- [任務說明]
**1.** 請篩選出條目中含有字串「symbol」的每一行，逐行抄錄，大小寫須相符。
**2.** 從這篇關於邊導向圖文檔級關係抽取的論文筆記的最後一句之後接著寫下去。

- [正文部分]
• • • • • • •

Document-level Neural Relation Extraction with Edge-oriented Graphs 論文閱讀

2021 年 1 月 31 日
AI
自然語言處理

Background

論文動機
- Entity relations can be better expressed through ==unique edge representations== formed as paths between nodes.(沒有依據啊…)
  
  許多graph-based model 都是基於node, 文章發現entity 之間的relation，可以通過節點之間的路徑形成唯一的edge representation
  
  entity之間的關係不唯一，為什麼要規定representation要唯一呢？
- 每一個target entity的mentions對於entity之間的relation是非常重要的
論文貢獻
- 本文提出了一種新穎的圖神經模型（==面向邊而非節點==），與現有的模型不同的是它專註於構造一種 unique 的節點和邊，將資訊encode到邊表示（edge representation）而不是節點表示(node representation)；
- 基於多實例學習（multi-instance learning，MIL）學習句子內和句子間的關係；
- 模型**==完全不依賴句法依賴工具==**（也就不會帶來因為工具的誤差帶來的噪音問題），可以有效編碼文檔級別的關係依賴；
- 實驗發現，inter-sentence 關係檢測的結果對 intra-sentence 關係檢測任務是有益的；
背景

異質網路：根據不同的邊來區分網路的類型；

同質網路：雖節點不同，邊的類型不同，但是把所有的節點當作同質關係進行處理，利用attention或者其他的方式自動進行區分。

Model

TASK definition: 給定標註好的document(entity與mentions)，目標是抽取出所有entity pair的relation。

Sentence Encoding Layer

BiLSTM: The output of the encoder results in contextualized representations for each word of the input sentence.
Graph Layer

The contextualized word representations from encoder are used to construct a document-level graph structure. 來自編碼器的context表示被用來構建文檔級圖結構。
- Node construction (三種不同類型的節點構造)
  
  在EoG模型中，有三種node: mention node、entity node、sentence node。
  
  mention node:所有entity的mentions的集合。每一個mention node的representation是此mention的所有word embedding的平均；entity node:所有entity的集合，每一個entity node的representation是該entity所有的mentions的平均；sentence node:所有sentence的集合，每一個sentence node是該sentence中所有word embedding的平均。
  
  除此之外，我們為了區別不同類型的node，還給每一個node的representation上concat對應類型的node embedding t。

• • • • • • •

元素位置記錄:
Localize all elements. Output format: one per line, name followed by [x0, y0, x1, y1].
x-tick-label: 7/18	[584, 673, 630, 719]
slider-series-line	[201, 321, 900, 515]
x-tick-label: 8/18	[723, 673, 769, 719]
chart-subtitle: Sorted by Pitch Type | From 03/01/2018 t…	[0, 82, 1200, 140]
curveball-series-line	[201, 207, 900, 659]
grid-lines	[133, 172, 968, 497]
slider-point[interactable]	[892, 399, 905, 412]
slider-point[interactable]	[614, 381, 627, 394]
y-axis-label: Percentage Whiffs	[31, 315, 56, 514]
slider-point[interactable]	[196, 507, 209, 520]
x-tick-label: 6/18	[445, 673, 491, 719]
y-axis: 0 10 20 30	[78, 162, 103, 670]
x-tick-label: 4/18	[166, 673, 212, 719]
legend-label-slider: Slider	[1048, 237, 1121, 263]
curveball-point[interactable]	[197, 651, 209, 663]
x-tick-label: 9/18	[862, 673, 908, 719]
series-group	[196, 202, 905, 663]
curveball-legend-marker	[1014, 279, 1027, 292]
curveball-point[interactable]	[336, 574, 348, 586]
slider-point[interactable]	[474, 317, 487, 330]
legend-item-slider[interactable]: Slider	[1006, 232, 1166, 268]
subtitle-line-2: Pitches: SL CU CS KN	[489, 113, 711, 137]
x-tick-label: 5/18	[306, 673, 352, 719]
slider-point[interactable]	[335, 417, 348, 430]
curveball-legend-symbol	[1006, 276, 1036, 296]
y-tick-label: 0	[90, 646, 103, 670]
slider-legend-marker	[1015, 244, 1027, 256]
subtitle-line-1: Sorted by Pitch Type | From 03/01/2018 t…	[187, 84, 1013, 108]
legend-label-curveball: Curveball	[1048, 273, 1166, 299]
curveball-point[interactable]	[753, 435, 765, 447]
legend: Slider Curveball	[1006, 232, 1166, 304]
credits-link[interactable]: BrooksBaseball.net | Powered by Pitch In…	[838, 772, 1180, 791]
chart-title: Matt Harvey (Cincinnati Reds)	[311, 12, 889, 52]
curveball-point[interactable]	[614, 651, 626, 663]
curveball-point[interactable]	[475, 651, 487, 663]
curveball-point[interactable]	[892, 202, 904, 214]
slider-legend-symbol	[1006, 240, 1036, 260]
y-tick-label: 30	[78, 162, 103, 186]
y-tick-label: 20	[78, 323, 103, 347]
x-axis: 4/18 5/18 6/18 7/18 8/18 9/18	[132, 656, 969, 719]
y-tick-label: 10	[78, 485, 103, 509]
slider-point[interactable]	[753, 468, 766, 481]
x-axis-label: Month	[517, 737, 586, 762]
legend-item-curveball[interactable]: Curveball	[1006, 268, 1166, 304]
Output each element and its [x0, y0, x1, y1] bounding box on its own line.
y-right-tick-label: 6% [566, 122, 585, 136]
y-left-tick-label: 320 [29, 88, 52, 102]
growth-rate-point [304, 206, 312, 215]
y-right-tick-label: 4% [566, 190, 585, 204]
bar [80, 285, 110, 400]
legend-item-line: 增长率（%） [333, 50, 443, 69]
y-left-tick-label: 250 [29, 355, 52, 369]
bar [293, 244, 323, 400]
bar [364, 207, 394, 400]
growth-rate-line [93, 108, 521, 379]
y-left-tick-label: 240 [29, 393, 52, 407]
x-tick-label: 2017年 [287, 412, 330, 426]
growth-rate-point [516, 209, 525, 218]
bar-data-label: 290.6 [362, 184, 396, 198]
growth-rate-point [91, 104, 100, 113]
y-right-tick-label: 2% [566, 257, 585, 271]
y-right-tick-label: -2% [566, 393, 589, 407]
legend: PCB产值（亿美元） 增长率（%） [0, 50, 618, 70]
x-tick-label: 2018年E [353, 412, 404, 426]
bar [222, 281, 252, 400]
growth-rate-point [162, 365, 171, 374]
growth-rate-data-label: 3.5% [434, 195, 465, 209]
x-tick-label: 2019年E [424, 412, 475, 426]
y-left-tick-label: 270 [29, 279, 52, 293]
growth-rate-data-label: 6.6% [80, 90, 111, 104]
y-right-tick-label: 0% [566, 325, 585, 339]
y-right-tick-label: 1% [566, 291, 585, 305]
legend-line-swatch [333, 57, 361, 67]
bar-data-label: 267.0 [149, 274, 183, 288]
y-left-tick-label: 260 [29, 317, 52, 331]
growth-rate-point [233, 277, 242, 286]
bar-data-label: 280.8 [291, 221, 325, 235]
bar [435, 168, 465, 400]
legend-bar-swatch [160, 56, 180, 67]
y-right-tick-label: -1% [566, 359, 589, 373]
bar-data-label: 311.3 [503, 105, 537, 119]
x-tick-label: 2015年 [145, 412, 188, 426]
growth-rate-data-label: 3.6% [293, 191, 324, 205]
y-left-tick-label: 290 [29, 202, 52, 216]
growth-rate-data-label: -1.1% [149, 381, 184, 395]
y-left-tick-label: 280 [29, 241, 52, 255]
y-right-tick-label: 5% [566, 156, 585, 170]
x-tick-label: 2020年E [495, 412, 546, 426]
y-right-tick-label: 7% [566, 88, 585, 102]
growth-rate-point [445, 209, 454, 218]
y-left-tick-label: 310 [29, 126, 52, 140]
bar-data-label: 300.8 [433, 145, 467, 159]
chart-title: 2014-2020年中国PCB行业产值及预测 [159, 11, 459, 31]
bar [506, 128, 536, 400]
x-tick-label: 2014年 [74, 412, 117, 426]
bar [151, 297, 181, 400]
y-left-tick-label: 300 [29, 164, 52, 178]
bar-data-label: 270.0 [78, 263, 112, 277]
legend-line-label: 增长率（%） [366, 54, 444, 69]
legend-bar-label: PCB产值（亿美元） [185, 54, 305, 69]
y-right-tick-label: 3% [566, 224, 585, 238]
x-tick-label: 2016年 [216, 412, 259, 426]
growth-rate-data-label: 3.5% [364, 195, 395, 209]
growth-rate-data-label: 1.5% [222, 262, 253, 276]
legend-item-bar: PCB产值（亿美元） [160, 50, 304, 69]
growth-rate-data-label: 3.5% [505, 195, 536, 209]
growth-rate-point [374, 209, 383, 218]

• • • • • • •

- [任務答案]
**1.**
curveball-legend-symbol	[1006, 276, 1036, 296]
slider-legend-symbol	[1006, 240, 1036, 260]

**2.**
  - mention node
    
    \mathbf{n}_{m}=\left[\operatorname{avg}_{w_{i} \in m}\left(\mathbf{w}_{i}\right) ; \mathbf{t}_{m}\right]
  - entity node
    
    \mathbf{n}_{e}=\left[\operatorname{avg}_{w_{i} \in e}\left(\mathbf{w}_{i}\right) ; \mathbf{t}_{e}\right]
  - sentence node
    
    \mathbf{n}_{s}=\left[\operatorname{avg}_{w_{i} \in s}\left(\mathbf{w}_{i}\right) ; \mathbf{t}_{s}\right]
- Edge construction 不同的節點根據不同的性質生成不同種類的邊
  
  上文的三種節點類型邊的類型有 $A_{3}^{3}$ 種即 [MM, MS, ME, SS, ES, EE ] 六種, mention-mention(MM)、mention-entity(ME)、mention-sentence(MS)、entity-sentence(ES)、sentence-sentence(SS)。
  
  ==Using heuristic rules （啟發式規則）that stem from(源自) the natural associations between the elements of a document==(這個是怎麼做到呢？)
  
  其中，The elements of a document： mentions, entities, and sentence.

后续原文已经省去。